▶

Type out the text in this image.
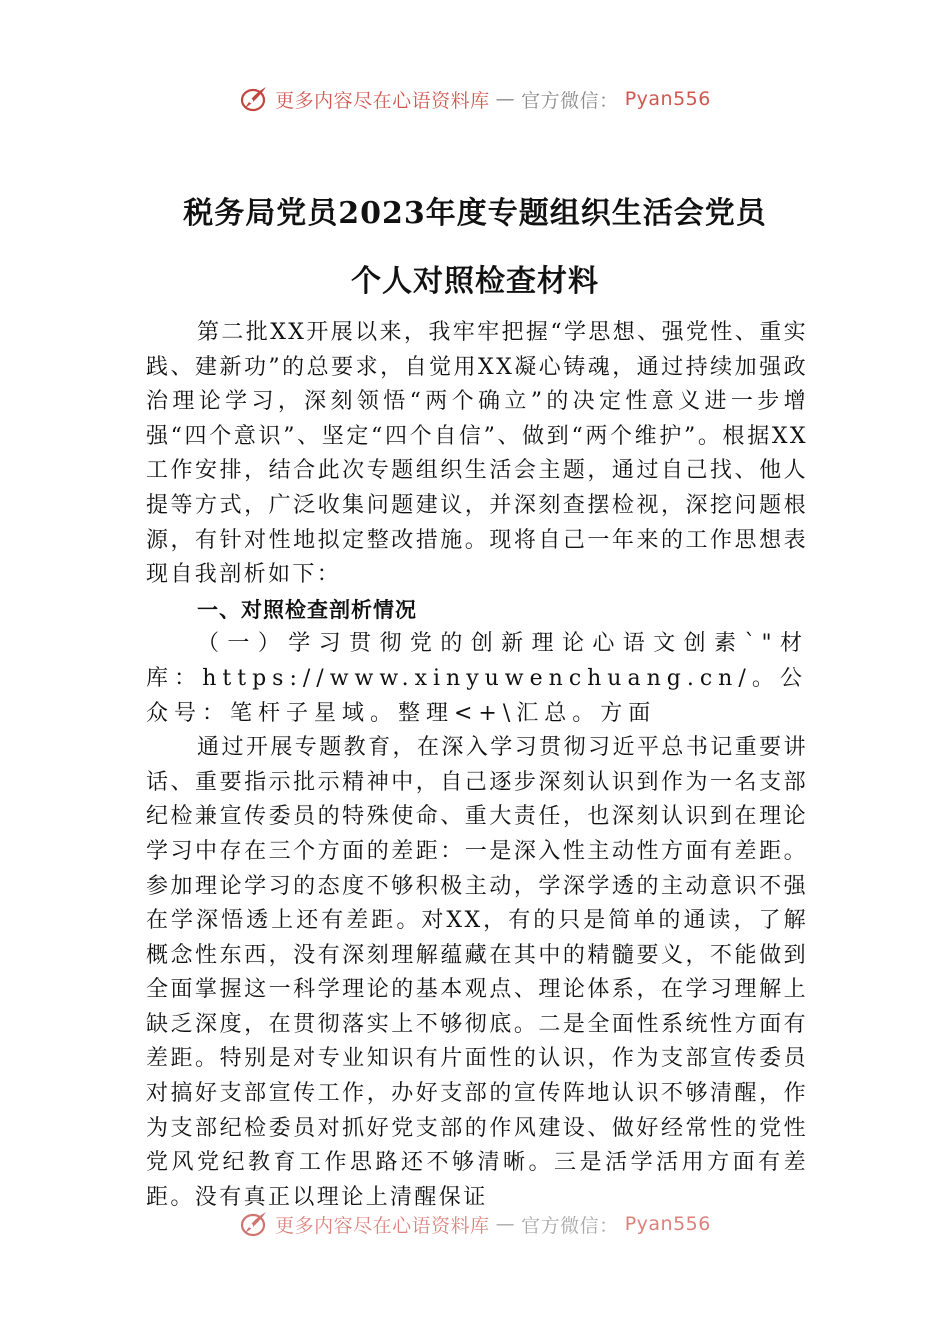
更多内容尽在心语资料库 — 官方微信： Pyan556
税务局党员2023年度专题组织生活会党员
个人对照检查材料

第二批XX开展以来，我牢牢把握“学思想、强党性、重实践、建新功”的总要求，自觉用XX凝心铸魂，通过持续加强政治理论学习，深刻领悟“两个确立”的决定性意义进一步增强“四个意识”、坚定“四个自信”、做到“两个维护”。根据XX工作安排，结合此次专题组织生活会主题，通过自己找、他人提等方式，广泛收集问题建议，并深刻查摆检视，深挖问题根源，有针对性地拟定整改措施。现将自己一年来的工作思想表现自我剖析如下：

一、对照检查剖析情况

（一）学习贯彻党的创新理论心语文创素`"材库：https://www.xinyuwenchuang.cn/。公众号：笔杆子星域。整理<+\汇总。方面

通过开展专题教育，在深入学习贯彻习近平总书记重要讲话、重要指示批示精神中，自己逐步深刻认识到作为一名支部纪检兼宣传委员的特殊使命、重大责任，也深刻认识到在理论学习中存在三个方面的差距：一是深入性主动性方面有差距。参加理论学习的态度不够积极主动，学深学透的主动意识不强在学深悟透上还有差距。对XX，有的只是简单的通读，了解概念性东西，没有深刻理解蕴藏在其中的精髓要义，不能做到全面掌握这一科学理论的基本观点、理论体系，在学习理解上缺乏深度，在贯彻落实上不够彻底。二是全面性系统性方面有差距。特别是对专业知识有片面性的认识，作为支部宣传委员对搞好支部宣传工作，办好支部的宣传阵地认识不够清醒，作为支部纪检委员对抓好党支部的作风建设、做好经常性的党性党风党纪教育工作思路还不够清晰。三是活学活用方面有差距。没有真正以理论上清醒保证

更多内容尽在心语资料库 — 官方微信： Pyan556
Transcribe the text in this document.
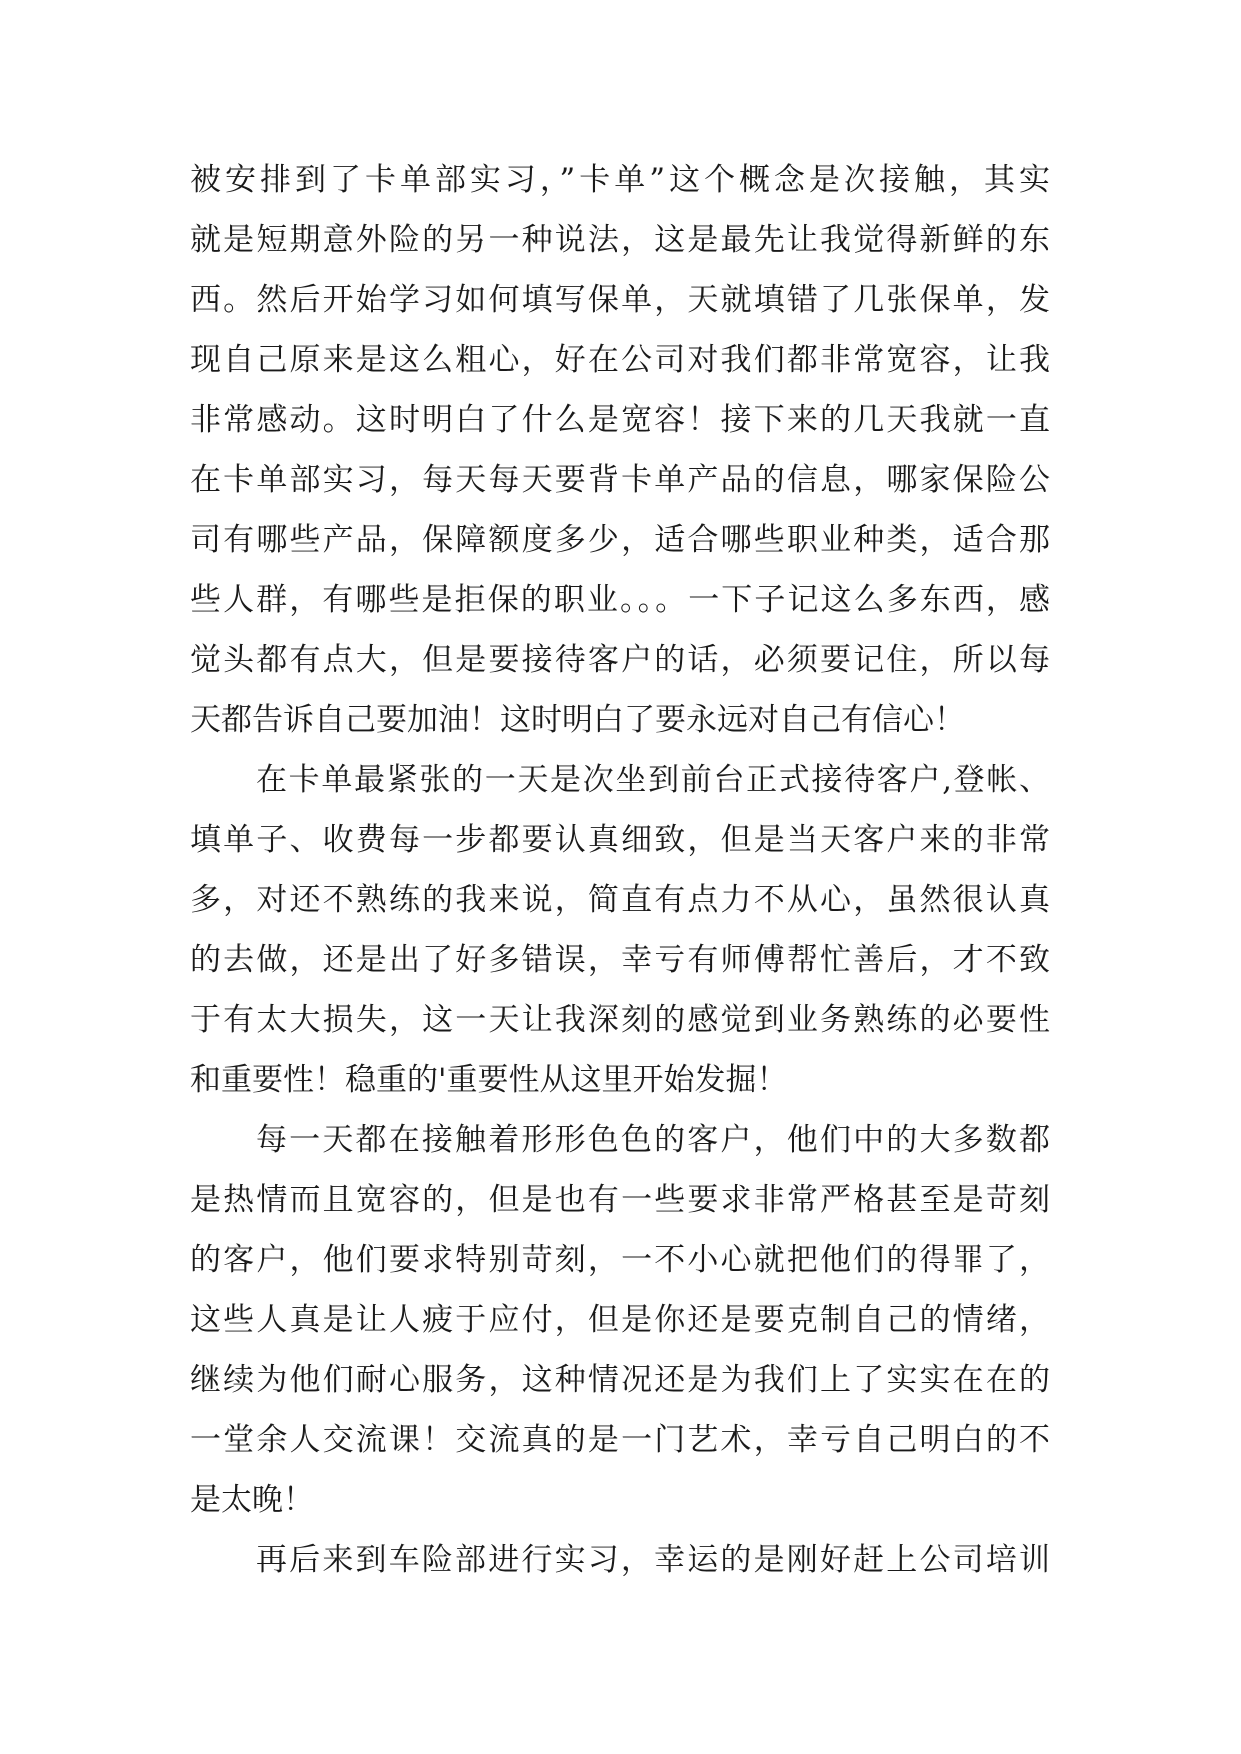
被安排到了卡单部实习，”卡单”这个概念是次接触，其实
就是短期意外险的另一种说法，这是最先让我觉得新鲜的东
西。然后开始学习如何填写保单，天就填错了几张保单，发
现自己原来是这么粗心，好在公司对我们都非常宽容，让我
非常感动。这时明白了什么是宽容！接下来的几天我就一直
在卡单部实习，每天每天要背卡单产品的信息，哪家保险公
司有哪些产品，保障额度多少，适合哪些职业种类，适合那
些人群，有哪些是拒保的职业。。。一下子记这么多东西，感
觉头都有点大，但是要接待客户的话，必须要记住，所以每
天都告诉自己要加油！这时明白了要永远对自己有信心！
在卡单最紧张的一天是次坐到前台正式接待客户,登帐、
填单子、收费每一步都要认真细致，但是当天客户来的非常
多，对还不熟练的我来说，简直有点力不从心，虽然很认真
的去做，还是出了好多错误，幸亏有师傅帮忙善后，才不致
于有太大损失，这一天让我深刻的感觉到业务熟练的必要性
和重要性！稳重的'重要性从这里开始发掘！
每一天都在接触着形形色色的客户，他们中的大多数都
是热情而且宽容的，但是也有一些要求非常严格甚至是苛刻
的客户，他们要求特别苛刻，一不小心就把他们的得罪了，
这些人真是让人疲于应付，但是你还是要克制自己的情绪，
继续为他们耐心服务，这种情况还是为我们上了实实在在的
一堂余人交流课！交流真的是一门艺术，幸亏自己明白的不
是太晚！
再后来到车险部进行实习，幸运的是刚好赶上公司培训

◀

== Work required ==
In the material above, find the lines that contain "text" and show them.

== The solution ==
Type out the text in this image.
Transcribe the text in this document.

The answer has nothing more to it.